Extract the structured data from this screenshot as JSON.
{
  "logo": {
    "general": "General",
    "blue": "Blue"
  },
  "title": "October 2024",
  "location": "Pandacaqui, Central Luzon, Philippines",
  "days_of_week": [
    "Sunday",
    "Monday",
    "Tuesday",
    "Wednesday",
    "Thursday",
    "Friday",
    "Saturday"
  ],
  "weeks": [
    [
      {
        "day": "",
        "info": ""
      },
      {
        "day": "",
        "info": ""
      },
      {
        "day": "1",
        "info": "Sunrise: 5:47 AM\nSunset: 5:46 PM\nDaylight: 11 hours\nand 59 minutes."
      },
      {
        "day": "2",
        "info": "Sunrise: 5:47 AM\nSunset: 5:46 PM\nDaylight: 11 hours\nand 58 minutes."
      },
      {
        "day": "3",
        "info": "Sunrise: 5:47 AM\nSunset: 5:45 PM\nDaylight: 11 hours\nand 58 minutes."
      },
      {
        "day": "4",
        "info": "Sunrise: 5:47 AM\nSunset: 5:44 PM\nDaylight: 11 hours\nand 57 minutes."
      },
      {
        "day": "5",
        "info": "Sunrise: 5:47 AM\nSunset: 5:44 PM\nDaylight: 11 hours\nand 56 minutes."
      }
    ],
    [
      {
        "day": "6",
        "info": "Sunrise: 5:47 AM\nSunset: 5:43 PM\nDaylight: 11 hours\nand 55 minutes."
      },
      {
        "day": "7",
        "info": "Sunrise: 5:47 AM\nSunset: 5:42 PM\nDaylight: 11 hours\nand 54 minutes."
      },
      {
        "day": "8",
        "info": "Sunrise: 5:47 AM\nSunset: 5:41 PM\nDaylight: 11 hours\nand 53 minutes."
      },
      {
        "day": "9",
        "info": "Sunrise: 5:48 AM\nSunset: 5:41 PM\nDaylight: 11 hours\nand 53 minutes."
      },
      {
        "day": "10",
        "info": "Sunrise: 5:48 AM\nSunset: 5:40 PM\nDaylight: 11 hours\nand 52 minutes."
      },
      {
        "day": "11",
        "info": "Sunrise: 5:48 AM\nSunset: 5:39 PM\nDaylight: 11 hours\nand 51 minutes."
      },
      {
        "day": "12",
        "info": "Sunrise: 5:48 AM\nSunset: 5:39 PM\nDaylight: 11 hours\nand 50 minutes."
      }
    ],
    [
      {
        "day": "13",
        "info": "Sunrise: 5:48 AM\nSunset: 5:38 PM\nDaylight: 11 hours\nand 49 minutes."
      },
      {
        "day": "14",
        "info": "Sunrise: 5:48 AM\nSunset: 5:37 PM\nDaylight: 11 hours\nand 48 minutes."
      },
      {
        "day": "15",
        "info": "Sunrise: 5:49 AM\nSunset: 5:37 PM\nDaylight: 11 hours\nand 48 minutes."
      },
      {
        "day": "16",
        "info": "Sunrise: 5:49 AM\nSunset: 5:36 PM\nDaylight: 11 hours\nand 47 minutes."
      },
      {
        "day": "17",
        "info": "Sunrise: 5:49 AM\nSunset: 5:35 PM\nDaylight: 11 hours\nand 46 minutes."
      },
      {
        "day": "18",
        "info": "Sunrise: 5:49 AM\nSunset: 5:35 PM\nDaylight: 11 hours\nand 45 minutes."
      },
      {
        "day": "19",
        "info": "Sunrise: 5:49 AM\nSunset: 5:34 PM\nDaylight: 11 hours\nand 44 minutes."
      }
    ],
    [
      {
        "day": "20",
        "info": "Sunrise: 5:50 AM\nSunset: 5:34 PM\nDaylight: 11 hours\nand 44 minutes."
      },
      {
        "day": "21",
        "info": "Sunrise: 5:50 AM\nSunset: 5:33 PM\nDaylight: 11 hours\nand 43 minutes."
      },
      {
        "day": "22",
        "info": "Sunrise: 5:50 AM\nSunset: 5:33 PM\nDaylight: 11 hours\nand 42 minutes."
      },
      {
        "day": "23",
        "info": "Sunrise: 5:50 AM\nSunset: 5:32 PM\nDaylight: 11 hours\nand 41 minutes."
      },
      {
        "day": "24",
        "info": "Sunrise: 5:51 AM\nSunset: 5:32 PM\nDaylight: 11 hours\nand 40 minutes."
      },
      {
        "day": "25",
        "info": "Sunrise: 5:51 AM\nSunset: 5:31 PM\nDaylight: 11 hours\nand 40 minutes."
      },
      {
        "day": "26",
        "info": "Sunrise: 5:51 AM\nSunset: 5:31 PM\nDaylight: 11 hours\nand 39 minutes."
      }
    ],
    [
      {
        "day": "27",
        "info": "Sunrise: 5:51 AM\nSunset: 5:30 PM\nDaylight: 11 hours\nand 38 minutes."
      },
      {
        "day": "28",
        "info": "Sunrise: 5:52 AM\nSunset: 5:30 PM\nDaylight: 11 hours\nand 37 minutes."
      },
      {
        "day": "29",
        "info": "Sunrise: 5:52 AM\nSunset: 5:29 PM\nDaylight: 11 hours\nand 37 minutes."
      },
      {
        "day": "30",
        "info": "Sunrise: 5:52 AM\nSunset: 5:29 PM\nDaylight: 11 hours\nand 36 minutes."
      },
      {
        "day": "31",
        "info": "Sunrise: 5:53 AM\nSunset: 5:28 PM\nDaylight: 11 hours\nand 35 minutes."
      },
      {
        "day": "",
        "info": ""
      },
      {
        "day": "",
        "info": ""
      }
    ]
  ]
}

> [Instruction]: Repeat the records exactly, including every line.

> [Result below]:
Extract the structured data from this screenshot as JSON.
{
  "logo": {
    "general": "General",
    "blue": "Blue"
  },
  "title": "October 2024",
  "location": "Pandacaqui, Central Luzon, Philippines",
  "days_of_week": [
    "Sunday",
    "Monday",
    "Tuesday",
    "Wednesday",
    "Thursday",
    "Friday",
    "Saturday"
  ],
  "weeks": [
    [
      {
        "day": "",
        "info": ""
      },
      {
        "day": "",
        "info": ""
      },
      {
        "day": "1",
        "info": "Sunrise: 5:47 AM\nSunset: 5:46 PM\nDaylight: 11 hours\nand 59 minutes."
      },
      {
        "day": "2",
        "info": "Sunrise: 5:47 AM\nSunset: 5:46 PM\nDaylight: 11 hours\nand 58 minutes."
      },
      {
        "day": "3",
        "info": "Sunrise: 5:47 AM\nSunset: 5:45 PM\nDaylight: 11 hours\nand 58 minutes."
      },
      {
        "day": "4",
        "info": "Sunrise: 5:47 AM\nSunset: 5:44 PM\nDaylight: 11 hours\nand 57 minutes."
      },
      {
        "day": "5",
        "info": "Sunrise: 5:47 AM\nSunset: 5:44 PM\nDaylight: 11 hours\nand 56 minutes."
      }
    ],
    [
      {
        "day": "6",
        "info": "Sunrise: 5:47 AM\nSunset: 5:43 PM\nDaylight: 11 hours\nand 55 minutes."
      },
      {
        "day": "7",
        "info": "Sunrise: 5:47 AM\nSunset: 5:42 PM\nDaylight: 11 hours\nand 54 minutes."
      },
      {
        "day": "8",
        "info": "Sunrise: 5:47 AM\nSunset: 5:41 PM\nDaylight: 11 hours\nand 53 minutes."
      },
      {
        "day": "9",
        "info": "Sunrise: 5:48 AM\nSunset: 5:41 PM\nDaylight: 11 hours\nand 53 minutes."
      },
      {
        "day": "10",
        "info": "Sunrise: 5:48 AM\nSunset: 5:40 PM\nDaylight: 11 hours\nand 52 minutes."
      },
      {
        "day": "11",
        "info": "Sunrise: 5:48 AM\nSunset: 5:39 PM\nDaylight: 11 hours\nand 51 minutes."
      },
      {
        "day": "12",
        "info": "Sunrise: 5:48 AM\nSunset: 5:39 PM\nDaylight: 11 hours\nand 50 minutes."
      }
    ],
    [
      {
        "day": "13",
        "info": "Sunrise: 5:48 AM\nSunset: 5:38 PM\nDaylight: 11 hours\nand 49 minutes."
      },
      {
        "day": "14",
        "info": "Sunrise: 5:48 AM\nSunset: 5:37 PM\nDaylight: 11 hours\nand 48 minutes."
      },
      {
        "day": "15",
        "info": "Sunrise: 5:49 AM\nSunset: 5:37 PM\nDaylight: 11 hours\nand 48 minutes."
      },
      {
        "day": "16",
        "info": "Sunrise: 5:49 AM\nSunset: 5:36 PM\nDaylight: 11 hours\nand 47 minutes."
      },
      {
        "day": "17",
        "info": "Sunrise: 5:49 AM\nSunset: 5:35 PM\nDaylight: 11 hours\nand 46 minutes."
      },
      {
        "day": "18",
        "info": "Sunrise: 5:49 AM\nSunset: 5:35 PM\nDaylight: 11 hours\nand 45 minutes."
      },
      {
        "day": "19",
        "info": "Sunrise: 5:49 AM\nSunset: 5:34 PM\nDaylight: 11 hours\nand 44 minutes."
      }
    ],
    [
      {
        "day": "20",
        "info": "Sunrise: 5:50 AM\nSunset: 5:34 PM\nDaylight: 11 hours\nand 44 minutes."
      },
      {
        "day": "21",
        "info": "Sunrise: 5:50 AM\nSunset: 5:33 PM\nDaylight: 11 hours\nand 43 minutes."
      },
      {
        "day": "22",
        "info": "Sunrise: 5:50 AM\nSunset: 5:33 PM\nDaylight: 11 hours\nand 42 minutes."
      },
      {
        "day": "23",
        "info": "Sunrise: 5:50 AM\nSunset: 5:32 PM\nDaylight: 11 hours\nand 41 minutes."
      },
      {
        "day": "24",
        "info": "Sunrise: 5:51 AM\nSunset: 5:32 PM\nDaylight: 11 hours\nand 40 minutes."
      },
      {
        "day": "25",
        "info": "Sunrise: 5:51 AM\nSunset: 5:31 PM\nDaylight: 11 hours\nand 40 minutes."
      },
      {
        "day": "26",
        "info": "Sunrise: 5:51 AM\nSunset: 5:31 PM\nDaylight: 11 hours\nand 39 minutes."
      }
    ],
    [
      {
        "day": "27",
        "info": "Sunrise: 5:51 AM\nSunset: 5:30 PM\nDaylight: 11 hours\nand 38 minutes."
      },
      {
        "day": "28",
        "info": "Sunrise: 5:52 AM\nSunset: 5:30 PM\nDaylight: 11 hours\nand 37 minutes."
      },
      {
        "day": "29",
        "info": "Sunrise: 5:52 AM\nSunset: 5:29 PM\nDaylight: 11 hours\nand 37 minutes."
      },
      {
        "day": "30",
        "info": "Sunrise: 5:52 AM\nSunset: 5:29 PM\nDaylight: 11 hours\nand 36 minutes."
      },
      {
        "day": "31",
        "info": "Sunrise: 5:53 AM\nSunset: 5:28 PM\nDaylight: 11 hours\nand 35 minutes."
      },
      {
        "day": "",
        "info": ""
      },
      {
        "day": "",
        "info": ""
      }
    ]
  ]
}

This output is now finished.